→ Dataset records
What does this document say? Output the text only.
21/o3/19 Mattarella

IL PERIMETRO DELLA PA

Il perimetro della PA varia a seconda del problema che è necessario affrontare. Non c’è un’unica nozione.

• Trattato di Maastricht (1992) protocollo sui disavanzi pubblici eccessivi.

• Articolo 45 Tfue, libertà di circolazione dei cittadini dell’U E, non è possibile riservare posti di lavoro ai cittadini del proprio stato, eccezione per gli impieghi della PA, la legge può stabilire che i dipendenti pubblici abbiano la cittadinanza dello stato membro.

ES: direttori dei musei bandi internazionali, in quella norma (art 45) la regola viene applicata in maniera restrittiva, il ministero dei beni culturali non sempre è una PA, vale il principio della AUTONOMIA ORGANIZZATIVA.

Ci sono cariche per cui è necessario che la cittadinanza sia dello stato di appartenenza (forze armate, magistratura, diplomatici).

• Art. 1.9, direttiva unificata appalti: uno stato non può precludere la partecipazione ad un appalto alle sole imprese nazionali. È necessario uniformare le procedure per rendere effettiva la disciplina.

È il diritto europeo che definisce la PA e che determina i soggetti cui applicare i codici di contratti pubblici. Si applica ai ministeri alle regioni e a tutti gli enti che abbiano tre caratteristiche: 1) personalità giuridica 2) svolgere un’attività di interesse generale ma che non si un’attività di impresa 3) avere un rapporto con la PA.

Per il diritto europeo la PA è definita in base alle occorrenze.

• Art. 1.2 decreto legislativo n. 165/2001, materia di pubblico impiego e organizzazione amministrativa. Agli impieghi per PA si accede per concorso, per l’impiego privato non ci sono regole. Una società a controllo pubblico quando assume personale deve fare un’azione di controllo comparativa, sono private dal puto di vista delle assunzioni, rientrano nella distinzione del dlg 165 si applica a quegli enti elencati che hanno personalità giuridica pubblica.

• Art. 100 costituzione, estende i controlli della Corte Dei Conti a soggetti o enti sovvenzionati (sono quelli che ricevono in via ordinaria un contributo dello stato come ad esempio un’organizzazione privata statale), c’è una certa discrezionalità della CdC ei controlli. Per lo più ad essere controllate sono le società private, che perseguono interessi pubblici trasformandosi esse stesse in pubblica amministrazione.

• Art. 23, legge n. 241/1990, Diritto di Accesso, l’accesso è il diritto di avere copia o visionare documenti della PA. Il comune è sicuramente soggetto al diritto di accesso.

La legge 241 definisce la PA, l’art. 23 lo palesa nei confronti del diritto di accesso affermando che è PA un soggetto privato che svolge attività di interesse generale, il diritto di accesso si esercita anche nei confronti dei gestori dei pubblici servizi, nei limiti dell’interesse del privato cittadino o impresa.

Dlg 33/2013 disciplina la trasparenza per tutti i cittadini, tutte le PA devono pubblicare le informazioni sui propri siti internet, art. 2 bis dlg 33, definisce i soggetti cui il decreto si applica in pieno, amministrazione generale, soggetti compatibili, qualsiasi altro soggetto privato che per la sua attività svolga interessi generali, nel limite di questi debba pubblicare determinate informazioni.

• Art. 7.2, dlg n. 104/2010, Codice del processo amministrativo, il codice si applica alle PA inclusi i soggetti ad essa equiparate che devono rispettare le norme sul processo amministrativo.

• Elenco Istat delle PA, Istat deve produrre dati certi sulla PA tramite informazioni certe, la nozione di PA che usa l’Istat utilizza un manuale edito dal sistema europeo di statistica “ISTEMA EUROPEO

→ Directions
Quote each line of the listing above exactly.

→ Solution to this exercise
What does this document say? Output the text only.
21/o3/19 Mattarella

IL PERIMETRO DELLA PA

Il perimetro della PA varia a seconda del problema che è necessario affrontare. Non c’è un’unica nozione.

• Trattato di Maastricht (1992) protocollo sui disavanzi pubblici eccessivi.

• Articolo 45 Tfue, libertà di circolazione dei cittadini dell’U E, non è possibile riservare posti di lavoro ai cittadini del proprio stato, eccezione per gli impieghi della PA, la legge può stabilire che i dipendenti pubblici abbiano la cittadinanza dello stato membro.

ES: direttori dei musei bandi internazionali, in quella norma (art 45) la regola viene applicata in maniera restrittiva, il ministero dei beni culturali non sempre è una PA, vale il principio della AUTONOMIA ORGANIZZATIVA.

Ci sono cariche per cui è necessario che la cittadinanza sia dello stato di appartenenza (forze armate, magistratura, diplomatici).

• Art. 1.9, direttiva unificata appalti: uno stato non può precludere la partecipazione ad un appalto alle sole imprese nazionali. È necessario uniformare le procedure per rendere effettiva la disciplina.

È il diritto europeo che definisce la PA e che determina i soggetti cui applicare i codici di contratti pubblici. Si applica ai ministeri alle regioni e a tutti gli enti che abbiano tre caratteristiche: 1) personalità giuridica 2) svolgere un’attività di interesse generale ma che non si un’attività di impresa 3) avere un rapporto con la PA.

Per il diritto europeo la PA è definita in base alle occorrenze.

• Art. 1.2 decreto legislativo n. 165/2001, materia di pubblico impiego e organizzazione amministrativa. Agli impieghi per PA si accede per concorso, per l’impiego privato non ci sono regole. Una società a controllo pubblico quando assume personale deve fare un’azione di controllo comparativa, sono private dal puto di vista delle assunzioni, rientrano nella distinzione del dlg 165 si applica a quegli enti elencati che hanno personalità giuridica pubblica.

• Art. 100 costituzione, estende i controlli della Corte Dei Conti a soggetti o enti sovvenzionati (sono quelli che ricevono in via ordinaria un contributo dello stato come ad esempio un’organizzazione privata statale), c’è una certa discrezionalità della CdC ei controlli. Per lo più ad essere controllate sono le società private, che perseguono interessi pubblici trasformandosi esse stesse in pubblica amministrazione.

• Art. 23, legge n. 241/1990, Diritto di Accesso, l’accesso è il diritto di avere copia o visionare documenti della PA. Il comune è sicuramente soggetto al diritto di accesso.

La legge 241 definisce la PA, l’art. 23 lo palesa nei confronti del diritto di accesso affermando che è PA un soggetto privato che svolge attività di interesse generale, il diritto di accesso si esercita anche nei confronti dei gestori dei pubblici servizi, nei limiti dell’interesse del privato cittadino o impresa.

Dlg 33/2013 disciplina la trasparenza per tutti i cittadini, tutte le PA devono pubblicare le informazioni sui propri siti internet, art. 2 bis dlg 33, definisce i soggetti cui il decreto si applica in pieno, amministrazione generale, soggetti compatibili, qualsiasi altro soggetto privato che per la sua attività svolga interessi generali, nel limite di questi debba pubblicare determinate informazioni.

• Art. 7.2, dlg n. 104/2010, Codice del processo amministrativo, il codice si applica alle PA inclusi i soggetti ad essa equiparate che devono rispettare le norme sul processo amministrativo.

• Elenco Istat delle PA, Istat deve produrre dati certi sulla PA tramite informazioni certe, la nozione di PA che usa l’Istat utilizza un manuale edito dal sistema europeo di statistica “ISTEMA EUROPEO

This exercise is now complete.